=== What to do ===
Print all the data, keeping every line exactly as it is.

=== Records to use ===
_ _ _ _ _ _ _

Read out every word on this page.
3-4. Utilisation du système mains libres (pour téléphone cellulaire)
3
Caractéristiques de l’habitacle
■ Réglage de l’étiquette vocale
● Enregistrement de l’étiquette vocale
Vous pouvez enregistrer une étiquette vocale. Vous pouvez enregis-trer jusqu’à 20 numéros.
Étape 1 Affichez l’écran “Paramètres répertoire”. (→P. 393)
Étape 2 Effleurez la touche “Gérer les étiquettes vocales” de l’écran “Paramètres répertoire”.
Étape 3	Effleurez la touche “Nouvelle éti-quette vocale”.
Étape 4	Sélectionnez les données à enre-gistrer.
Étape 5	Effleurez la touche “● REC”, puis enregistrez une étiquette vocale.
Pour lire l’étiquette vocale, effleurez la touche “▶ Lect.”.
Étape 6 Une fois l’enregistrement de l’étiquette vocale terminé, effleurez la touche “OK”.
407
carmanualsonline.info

_ _ _ _ _ _ _

=== Full solution ===
Read out every word on this page.
3-4. Utilisation du système mains libres (pour téléphone cellulaire)
3
Caractéristiques de l’habitacle
■ Réglage de l’étiquette vocale
● Enregistrement de l’étiquette vocale
Vous pouvez enregistrer une étiquette vocale. Vous pouvez enregis-trer jusqu’à 20 numéros.
Étape 1 Affichez l’écran “Paramètres répertoire”. (→P. 393)
Étape 2 Effleurez la touche “Gérer les étiquettes vocales” de l’écran “Paramètres répertoire”.
Étape 3	Effleurez la touche “Nouvelle éti-quette vocale”.
Étape 4	Sélectionnez les données à enre-gistrer.
Étape 5	Effleurez la touche “● REC”, puis enregistrez une étiquette vocale.
Pour lire l’étiquette vocale, effleurez la touche “▶ Lect.”.
Étape 6 Une fois l’enregistrement de l’étiquette vocale terminé, effleurez la touche “OK”.
407
carmanualsonline.info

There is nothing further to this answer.